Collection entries
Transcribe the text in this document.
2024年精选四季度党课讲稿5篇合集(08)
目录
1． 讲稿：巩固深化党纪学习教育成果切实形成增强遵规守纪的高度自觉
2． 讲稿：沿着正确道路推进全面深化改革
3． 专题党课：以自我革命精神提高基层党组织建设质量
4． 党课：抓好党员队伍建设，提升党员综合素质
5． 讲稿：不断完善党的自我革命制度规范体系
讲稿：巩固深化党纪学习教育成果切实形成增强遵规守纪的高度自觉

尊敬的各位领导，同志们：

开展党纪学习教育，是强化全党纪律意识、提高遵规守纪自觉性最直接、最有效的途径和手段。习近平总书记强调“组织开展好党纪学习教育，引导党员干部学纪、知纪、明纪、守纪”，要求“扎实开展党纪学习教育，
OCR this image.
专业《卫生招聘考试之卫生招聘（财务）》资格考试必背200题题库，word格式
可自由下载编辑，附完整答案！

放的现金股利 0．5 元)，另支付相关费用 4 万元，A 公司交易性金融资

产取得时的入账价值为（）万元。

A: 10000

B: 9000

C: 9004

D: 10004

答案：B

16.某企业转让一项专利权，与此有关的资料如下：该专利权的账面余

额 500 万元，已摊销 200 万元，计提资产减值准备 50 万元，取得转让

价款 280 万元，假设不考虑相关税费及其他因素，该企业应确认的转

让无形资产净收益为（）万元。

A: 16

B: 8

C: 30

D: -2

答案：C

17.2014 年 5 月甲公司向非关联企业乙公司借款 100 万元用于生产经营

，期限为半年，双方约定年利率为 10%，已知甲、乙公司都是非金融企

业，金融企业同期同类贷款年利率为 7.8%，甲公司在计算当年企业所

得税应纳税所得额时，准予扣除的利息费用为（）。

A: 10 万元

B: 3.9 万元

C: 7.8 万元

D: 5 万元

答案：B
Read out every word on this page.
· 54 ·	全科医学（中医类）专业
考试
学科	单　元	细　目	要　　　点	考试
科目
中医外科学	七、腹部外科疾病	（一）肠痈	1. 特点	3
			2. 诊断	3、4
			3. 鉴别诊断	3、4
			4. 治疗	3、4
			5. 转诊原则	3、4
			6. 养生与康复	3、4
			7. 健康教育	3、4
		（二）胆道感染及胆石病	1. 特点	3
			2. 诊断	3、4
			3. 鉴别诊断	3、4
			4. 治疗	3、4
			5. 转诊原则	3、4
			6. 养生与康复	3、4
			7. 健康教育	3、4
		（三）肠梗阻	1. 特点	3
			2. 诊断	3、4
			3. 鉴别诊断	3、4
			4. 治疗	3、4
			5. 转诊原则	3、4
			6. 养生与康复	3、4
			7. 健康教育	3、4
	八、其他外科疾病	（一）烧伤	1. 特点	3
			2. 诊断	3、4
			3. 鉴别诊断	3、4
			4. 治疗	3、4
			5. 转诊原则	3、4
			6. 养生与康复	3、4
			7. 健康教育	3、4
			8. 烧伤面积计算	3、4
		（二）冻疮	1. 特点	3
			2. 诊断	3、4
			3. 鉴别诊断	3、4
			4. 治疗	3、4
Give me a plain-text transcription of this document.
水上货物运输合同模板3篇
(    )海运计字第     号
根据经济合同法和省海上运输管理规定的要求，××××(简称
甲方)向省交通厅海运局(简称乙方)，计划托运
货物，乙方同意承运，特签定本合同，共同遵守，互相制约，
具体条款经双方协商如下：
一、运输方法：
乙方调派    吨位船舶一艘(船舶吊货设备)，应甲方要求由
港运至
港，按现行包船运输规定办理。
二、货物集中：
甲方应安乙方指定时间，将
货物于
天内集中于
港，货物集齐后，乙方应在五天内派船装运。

What you will do:
Copy out the full listing exactly.

Reply to the exercise:
Transcribe the text in this document.
2024年精选四季度党课讲稿5篇合集(08)
目录
1． 讲稿：巩固深化党纪学习教育成果切实形成增强遵规守纪的高度自觉
2． 讲稿：沿着正确道路推进全面深化改革
3． 专题党课：以自我革命精神提高基层党组织建设质量
4． 党课：抓好党员队伍建设，提升党员综合素质
5． 讲稿：不断完善党的自我革命制度规范体系
讲稿：巩固深化党纪学习教育成果切实形成增强遵规守纪的高度自觉

尊敬的各位领导，同志们：

开展党纪学习教育，是强化全党纪律意识、提高遵规守纪自觉性最直接、最有效的途径和手段。习近平总书记强调“组织开展好党纪学习教育，引导党员干部学纪、知纪、明纪、守纪”，要求“扎实开展党纪学习教育，
OCR this image.
专业《卫生招聘考试之卫生招聘（财务）》资格考试必背200题题库，word格式
可自由下载编辑，附完整答案！

放的现金股利 0．5 元)，另支付相关费用 4 万元，A 公司交易性金融资

产取得时的入账价值为（）万元。

A: 10000

B: 9000

C: 9004

D: 10004

答案：B

16.某企业转让一项专利权，与此有关的资料如下：该专利权的账面余

额 500 万元，已摊销 200 万元，计提资产减值准备 50 万元，取得转让

价款 280 万元，假设不考虑相关税费及其他因素，该企业应确认的转

让无形资产净收益为（）万元。

A: 16

B: 8

C: 30

D: -2

答案：C

17.2014 年 5 月甲公司向非关联企业乙公司借款 100 万元用于生产经营

，期限为半年，双方约定年利率为 10%，已知甲、乙公司都是非金融企

业，金融企业同期同类贷款年利率为 7.8%，甲公司在计算当年企业所

得税应纳税所得额时，准予扣除的利息费用为（）。

A: 10 万元

B: 3.9 万元

C: 7.8 万元

D: 5 万元

答案：B
Read out every word on this page.
· 54 ·	全科医学（中医类）专业
考试
学科	单　元	细　目	要　　　点	考试
科目
中医外科学	七、腹部外科疾病	（一）肠痈	1. 特点	3
			2. 诊断	3、4
			3. 鉴别诊断	3、4
			4. 治疗	3、4
			5. 转诊原则	3、4
			6. 养生与康复	3、4
			7. 健康教育	3、4
		（二）胆道感染及胆石病	1. 特点	3
			2. 诊断	3、4
			3. 鉴别诊断	3、4
			4. 治疗	3、4
			5. 转诊原则	3、4
			6. 养生与康复	3、4
			7. 健康教育	3、4
		（三）肠梗阻	1. 特点	3
			2. 诊断	3、4
			3. 鉴别诊断	3、4
			4. 治疗	3、4
			5. 转诊原则	3、4
			6. 养生与康复	3、4
			7. 健康教育	3、4
	八、其他外科疾病	（一）烧伤	1. 特点	3
			2. 诊断	3、4
			3. 鉴别诊断	3、4
			4. 治疗	3、4
			5. 转诊原则	3、4
			6. 养生与康复	3、4
			7. 健康教育	3、4
			8. 烧伤面积计算	3、4
		（二）冻疮	1. 特点	3
			2. 诊断	3、4
			3. 鉴别诊断	3、4
			4. 治疗	3、4
Give me a plain-text transcription of this document.
水上货物运输合同模板3篇
(    )海运计字第     号
根据经济合同法和省海上运输管理规定的要求，××××(简称
甲方)向省交通厅海运局(简称乙方)，计划托运
货物，乙方同意承运，特签定本合同，共同遵守，互相制约，
具体条款经双方协商如下：
一、运输方法：
乙方调派    吨位船舶一艘(船舶吊货设备)，应甲方要求由
港运至
港，按现行包船运输规定办理。
二、货物集中：
甲方应安乙方指定时间，将
货物于
天内集中于
港，货物集齐后，乙方应在五天内派船装运。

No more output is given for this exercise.